### [Entries]
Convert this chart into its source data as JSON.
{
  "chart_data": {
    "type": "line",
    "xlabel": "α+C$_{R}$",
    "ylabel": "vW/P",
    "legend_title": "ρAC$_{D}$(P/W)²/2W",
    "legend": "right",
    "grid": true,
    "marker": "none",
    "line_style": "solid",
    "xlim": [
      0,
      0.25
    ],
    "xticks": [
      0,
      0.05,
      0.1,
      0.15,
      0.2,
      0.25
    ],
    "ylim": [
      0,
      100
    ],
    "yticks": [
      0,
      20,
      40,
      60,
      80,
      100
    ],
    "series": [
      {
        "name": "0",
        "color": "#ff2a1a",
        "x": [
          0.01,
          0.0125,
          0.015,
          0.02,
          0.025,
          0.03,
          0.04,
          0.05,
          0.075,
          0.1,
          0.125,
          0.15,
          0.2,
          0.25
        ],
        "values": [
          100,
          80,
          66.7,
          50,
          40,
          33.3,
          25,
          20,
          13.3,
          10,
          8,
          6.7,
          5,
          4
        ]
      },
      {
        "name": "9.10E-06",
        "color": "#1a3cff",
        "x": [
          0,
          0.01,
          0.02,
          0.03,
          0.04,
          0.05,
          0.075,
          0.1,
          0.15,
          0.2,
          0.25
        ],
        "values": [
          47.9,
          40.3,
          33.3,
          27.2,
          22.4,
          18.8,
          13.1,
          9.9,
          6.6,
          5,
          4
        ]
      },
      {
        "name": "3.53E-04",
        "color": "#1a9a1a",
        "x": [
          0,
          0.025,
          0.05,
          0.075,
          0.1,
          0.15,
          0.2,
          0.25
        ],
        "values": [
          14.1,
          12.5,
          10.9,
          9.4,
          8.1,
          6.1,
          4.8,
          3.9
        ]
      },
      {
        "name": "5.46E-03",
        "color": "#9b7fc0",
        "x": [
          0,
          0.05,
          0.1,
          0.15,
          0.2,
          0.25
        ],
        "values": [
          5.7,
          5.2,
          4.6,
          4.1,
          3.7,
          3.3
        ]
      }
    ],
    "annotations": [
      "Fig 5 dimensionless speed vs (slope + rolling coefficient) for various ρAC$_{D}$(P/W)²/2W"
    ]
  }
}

### [What the task asks]
Write out all of the records above exactly as they appear.

### [Solution]
Convert this chart into its source data as JSON.
{
  "chart_data": {
    "type": "line",
    "xlabel": "α+C$_{R}$",
    "ylabel": "vW/P",
    "legend_title": "ρAC$_{D}$(P/W)²/2W",
    "legend": "right",
    "grid": true,
    "marker": "none",
    "line_style": "solid",
    "xlim": [
      0,
      0.25
    ],
    "xticks": [
      0,
      0.05,
      0.1,
      0.15,
      0.2,
      0.25
    ],
    "ylim": [
      0,
      100
    ],
    "yticks": [
      0,
      20,
      40,
      60,
      80,
      100
    ],
    "series": [
      {
        "name": "0",
        "color": "#ff2a1a",
        "x": [
          0.01,
          0.0125,
          0.015,
          0.02,
          0.025,
          0.03,
          0.04,
          0.05,
          0.075,
          0.1,
          0.125,
          0.15,
          0.2,
          0.25
        ],
        "values": [
          100,
          80,
          66.7,
          50,
          40,
          33.3,
          25,
          20,
          13.3,
          10,
          8,
          6.7,
          5,
          4
        ]
      },
      {
        "name": "9.10E-06",
        "color": "#1a3cff",
        "x": [
          0,
          0.01,
          0.02,
          0.03,
          0.04,
          0.05,
          0.075,
          0.1,
          0.15,
          0.2,
          0.25
        ],
        "values": [
          47.9,
          40.3,
          33.3,
          27.2,
          22.4,
          18.8,
          13.1,
          9.9,
          6.6,
          5,
          4
        ]
      },
      {
        "name": "3.53E-04",
        "color": "#1a9a1a",
        "x": [
          0,
          0.025,
          0.05,
          0.075,
          0.1,
          0.15,
          0.2,
          0.25
        ],
        "values": [
          14.1,
          12.5,
          10.9,
          9.4,
          8.1,
          6.1,
          4.8,
          3.9
        ]
      },
      {
        "name": "5.46E-03",
        "color": "#9b7fc0",
        "x": [
          0,
          0.05,
          0.1,
          0.15,
          0.2,
          0.25
        ],
        "values": [
          5.7,
          5.2,
          4.6,
          4.1,
          3.7,
          3.3
        ]
      }
    ],
    "annotations": [
      "Fig 5 dimensionless speed vs (slope + rolling coefficient) for various ρAC$_{D}$(P/W)²/2W"
    ]
  }
}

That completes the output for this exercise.